**Stored records**
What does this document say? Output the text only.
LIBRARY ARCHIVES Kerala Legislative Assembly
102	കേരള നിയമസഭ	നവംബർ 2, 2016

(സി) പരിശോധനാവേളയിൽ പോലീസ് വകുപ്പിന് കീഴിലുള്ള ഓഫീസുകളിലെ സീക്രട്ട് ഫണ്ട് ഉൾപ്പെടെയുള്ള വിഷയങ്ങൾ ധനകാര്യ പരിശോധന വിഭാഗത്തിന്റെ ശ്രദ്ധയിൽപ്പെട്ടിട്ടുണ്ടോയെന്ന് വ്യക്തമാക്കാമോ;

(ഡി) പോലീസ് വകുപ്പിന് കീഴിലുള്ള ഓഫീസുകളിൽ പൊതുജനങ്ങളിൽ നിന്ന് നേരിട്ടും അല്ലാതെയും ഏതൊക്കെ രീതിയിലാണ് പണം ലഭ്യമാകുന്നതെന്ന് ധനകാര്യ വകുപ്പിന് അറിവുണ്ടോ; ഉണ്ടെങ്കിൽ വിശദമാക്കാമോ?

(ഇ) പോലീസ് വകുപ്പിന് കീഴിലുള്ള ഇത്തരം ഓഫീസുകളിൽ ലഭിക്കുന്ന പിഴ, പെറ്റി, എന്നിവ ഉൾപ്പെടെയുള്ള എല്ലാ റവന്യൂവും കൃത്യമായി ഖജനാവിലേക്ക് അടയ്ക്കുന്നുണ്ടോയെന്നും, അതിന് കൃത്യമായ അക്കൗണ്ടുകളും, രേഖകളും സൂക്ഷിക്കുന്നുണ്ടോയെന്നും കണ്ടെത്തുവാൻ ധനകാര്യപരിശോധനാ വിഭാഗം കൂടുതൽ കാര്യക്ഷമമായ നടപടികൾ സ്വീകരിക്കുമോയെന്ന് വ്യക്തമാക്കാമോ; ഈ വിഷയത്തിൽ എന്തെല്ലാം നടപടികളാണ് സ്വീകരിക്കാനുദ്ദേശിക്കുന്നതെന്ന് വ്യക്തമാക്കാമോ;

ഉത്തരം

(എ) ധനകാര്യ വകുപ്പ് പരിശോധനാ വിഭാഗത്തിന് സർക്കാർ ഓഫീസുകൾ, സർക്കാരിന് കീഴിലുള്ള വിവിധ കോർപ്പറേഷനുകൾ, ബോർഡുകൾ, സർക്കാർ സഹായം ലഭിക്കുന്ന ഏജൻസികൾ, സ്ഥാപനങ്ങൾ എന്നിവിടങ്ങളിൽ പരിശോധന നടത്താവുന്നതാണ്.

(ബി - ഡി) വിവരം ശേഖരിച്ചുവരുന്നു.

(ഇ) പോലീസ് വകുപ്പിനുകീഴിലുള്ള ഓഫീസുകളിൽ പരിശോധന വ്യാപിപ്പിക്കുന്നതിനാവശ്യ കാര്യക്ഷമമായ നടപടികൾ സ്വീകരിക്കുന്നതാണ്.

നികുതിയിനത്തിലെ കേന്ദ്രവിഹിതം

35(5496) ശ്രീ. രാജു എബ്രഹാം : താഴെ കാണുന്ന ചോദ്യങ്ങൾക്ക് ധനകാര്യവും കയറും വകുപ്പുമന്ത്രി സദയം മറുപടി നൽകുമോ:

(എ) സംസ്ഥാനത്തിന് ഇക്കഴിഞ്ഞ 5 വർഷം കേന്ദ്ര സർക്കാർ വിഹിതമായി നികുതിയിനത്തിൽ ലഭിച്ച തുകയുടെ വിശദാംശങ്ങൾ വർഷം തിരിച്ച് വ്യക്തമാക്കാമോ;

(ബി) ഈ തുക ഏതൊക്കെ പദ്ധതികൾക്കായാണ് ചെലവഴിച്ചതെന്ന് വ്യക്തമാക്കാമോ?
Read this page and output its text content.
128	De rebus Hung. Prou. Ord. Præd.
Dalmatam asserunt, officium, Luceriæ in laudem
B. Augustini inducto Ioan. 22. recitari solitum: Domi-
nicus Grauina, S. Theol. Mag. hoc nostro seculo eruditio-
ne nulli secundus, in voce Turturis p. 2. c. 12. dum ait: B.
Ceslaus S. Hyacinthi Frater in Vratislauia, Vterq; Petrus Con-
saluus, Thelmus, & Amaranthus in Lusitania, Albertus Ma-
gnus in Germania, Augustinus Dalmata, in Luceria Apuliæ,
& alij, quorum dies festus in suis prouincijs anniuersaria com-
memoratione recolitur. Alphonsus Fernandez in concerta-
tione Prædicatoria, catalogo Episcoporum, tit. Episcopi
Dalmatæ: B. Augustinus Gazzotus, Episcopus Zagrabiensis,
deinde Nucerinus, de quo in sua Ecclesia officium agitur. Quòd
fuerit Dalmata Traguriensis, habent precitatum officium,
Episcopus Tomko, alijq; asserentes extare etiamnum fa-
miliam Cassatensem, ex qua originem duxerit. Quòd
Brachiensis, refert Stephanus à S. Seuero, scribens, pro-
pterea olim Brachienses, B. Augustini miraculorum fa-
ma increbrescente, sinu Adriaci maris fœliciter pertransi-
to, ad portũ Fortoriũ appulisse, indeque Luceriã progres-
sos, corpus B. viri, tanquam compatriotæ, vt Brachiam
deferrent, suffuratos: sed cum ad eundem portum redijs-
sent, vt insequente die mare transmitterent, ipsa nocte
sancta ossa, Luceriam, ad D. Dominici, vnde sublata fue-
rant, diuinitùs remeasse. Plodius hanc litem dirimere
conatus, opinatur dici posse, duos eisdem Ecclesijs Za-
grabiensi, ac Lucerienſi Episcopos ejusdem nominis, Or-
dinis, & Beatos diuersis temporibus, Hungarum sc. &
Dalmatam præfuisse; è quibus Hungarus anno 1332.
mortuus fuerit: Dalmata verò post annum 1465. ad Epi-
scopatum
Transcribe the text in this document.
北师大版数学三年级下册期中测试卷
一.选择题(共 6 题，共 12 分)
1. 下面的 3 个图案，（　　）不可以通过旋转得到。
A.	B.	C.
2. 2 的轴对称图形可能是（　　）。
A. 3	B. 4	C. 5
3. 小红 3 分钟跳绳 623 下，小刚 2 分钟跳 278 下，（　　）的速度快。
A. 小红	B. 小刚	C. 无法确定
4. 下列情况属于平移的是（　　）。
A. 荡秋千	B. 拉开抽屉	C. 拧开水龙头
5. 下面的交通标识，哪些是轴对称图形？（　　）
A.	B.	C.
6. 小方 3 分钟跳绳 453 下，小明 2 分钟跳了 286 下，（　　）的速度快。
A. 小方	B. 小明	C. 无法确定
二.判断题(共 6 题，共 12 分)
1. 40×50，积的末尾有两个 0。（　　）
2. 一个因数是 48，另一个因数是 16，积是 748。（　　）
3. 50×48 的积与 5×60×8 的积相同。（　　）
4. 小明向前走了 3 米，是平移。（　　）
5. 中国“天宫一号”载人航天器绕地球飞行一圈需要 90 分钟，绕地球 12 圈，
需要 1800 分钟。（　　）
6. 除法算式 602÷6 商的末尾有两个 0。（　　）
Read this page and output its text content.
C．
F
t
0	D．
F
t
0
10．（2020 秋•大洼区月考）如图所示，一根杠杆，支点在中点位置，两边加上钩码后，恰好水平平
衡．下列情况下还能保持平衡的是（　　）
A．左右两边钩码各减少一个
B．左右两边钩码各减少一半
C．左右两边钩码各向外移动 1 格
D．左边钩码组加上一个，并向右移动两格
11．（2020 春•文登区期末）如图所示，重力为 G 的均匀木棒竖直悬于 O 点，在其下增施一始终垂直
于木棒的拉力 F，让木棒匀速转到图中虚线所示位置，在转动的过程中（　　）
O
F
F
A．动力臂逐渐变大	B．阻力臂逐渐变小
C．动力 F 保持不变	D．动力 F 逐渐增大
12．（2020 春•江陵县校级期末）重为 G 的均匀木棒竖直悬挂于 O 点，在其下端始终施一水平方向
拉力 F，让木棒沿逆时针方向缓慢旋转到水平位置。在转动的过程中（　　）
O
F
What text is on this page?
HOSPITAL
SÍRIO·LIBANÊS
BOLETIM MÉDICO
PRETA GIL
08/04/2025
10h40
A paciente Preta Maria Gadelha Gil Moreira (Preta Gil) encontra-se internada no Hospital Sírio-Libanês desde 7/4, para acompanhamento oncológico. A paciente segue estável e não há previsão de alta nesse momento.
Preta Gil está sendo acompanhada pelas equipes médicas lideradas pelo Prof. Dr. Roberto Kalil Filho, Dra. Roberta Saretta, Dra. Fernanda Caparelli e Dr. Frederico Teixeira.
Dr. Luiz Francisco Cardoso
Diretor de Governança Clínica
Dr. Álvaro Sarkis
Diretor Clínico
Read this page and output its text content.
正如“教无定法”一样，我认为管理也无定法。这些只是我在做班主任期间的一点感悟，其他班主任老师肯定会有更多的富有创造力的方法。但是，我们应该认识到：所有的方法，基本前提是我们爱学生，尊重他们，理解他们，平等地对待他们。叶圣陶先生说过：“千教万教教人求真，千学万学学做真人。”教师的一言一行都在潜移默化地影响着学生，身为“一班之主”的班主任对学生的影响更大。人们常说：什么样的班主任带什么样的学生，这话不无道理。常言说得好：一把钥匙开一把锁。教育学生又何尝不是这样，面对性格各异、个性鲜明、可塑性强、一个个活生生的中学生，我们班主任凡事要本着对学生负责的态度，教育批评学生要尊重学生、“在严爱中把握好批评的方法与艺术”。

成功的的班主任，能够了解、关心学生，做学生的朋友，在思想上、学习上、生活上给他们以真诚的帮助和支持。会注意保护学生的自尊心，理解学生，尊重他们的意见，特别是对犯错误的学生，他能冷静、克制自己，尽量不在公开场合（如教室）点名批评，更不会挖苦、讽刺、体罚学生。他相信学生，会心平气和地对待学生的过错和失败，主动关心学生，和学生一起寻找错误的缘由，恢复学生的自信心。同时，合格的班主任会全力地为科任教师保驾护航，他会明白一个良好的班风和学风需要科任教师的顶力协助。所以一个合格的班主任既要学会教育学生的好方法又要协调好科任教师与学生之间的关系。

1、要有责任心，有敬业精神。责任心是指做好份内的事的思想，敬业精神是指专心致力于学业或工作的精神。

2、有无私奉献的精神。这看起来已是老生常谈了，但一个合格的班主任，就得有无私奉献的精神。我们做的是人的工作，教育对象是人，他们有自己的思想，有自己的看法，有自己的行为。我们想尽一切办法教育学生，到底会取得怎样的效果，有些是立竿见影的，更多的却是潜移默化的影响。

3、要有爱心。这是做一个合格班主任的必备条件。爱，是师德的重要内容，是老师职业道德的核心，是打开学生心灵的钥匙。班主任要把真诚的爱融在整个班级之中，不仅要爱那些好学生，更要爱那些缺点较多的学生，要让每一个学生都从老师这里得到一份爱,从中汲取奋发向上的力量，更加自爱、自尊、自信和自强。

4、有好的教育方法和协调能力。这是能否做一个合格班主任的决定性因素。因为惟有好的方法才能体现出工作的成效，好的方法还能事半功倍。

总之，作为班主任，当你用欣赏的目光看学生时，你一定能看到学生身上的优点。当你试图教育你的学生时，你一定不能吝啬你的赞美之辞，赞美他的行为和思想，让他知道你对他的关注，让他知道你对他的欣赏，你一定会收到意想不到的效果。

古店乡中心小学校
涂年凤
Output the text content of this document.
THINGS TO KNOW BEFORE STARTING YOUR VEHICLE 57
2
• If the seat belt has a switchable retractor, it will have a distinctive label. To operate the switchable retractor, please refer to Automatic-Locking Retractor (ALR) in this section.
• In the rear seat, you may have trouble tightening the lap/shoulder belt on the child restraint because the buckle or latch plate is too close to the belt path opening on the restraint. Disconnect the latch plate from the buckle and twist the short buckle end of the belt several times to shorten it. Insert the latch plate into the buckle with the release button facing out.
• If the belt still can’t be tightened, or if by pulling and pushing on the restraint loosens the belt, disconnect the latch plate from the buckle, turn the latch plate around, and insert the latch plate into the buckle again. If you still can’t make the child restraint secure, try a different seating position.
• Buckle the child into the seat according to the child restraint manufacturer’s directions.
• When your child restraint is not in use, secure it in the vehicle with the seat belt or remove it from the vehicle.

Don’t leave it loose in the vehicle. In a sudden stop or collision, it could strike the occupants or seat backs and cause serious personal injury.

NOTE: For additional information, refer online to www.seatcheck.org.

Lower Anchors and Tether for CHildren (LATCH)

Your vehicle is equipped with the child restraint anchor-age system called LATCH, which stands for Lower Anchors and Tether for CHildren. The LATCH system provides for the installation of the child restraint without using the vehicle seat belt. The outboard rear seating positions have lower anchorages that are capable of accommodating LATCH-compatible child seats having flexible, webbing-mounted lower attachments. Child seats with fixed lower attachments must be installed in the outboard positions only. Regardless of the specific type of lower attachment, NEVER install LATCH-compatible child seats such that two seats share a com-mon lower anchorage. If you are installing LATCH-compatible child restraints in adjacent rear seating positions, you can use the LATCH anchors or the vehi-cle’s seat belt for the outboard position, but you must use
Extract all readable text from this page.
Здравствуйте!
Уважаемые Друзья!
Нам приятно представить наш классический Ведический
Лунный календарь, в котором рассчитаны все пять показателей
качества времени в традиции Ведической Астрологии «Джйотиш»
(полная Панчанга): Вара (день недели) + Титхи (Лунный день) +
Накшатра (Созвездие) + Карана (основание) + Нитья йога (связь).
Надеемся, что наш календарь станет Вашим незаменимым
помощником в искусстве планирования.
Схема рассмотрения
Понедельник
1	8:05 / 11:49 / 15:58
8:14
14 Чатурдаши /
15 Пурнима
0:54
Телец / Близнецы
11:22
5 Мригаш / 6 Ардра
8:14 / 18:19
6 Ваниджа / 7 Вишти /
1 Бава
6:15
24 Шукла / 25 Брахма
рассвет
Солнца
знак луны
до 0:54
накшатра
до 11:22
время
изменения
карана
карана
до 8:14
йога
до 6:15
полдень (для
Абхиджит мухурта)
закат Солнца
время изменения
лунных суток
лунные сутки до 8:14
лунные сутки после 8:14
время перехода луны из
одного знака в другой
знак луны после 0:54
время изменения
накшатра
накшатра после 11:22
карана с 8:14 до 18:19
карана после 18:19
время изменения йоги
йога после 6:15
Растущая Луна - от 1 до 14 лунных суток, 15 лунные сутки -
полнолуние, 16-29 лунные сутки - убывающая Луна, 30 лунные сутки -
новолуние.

**What is needed**
Above are the records; copy every line in them that holds the word "fuerit".

**Response below**
fuerit Dalmata Traguriensis, habent precitatum officium,
mortuus fuerit: Dalmata verò post annum 1465. ad Epi-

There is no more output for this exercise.